### EXERCISE REQUIREMENTS
Look through the data for the string "Operations". Copy every line where it is found.
-------- RECORDED INFORMATION --------
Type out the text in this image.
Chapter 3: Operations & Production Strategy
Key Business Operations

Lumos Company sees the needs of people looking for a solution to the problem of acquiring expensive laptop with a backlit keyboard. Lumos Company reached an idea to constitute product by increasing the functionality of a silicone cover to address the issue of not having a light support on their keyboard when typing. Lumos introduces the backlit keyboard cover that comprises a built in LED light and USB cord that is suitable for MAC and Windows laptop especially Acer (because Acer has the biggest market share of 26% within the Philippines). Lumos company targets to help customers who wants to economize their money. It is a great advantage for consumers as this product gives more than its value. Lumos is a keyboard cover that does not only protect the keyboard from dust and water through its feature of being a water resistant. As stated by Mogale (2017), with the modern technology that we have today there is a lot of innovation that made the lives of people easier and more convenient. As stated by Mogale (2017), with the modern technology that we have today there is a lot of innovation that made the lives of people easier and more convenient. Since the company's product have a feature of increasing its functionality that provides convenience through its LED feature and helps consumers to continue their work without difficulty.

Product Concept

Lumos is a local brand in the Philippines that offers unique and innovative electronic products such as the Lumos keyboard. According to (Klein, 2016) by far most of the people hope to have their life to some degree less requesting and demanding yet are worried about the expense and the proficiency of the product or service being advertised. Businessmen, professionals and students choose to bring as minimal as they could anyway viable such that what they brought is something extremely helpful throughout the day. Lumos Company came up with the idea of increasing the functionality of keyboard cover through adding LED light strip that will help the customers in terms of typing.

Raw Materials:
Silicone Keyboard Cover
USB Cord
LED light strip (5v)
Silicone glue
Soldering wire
--------
### OUTPUT BELOW
Chapter 3: Operations & Production Strategy
Key Business Operations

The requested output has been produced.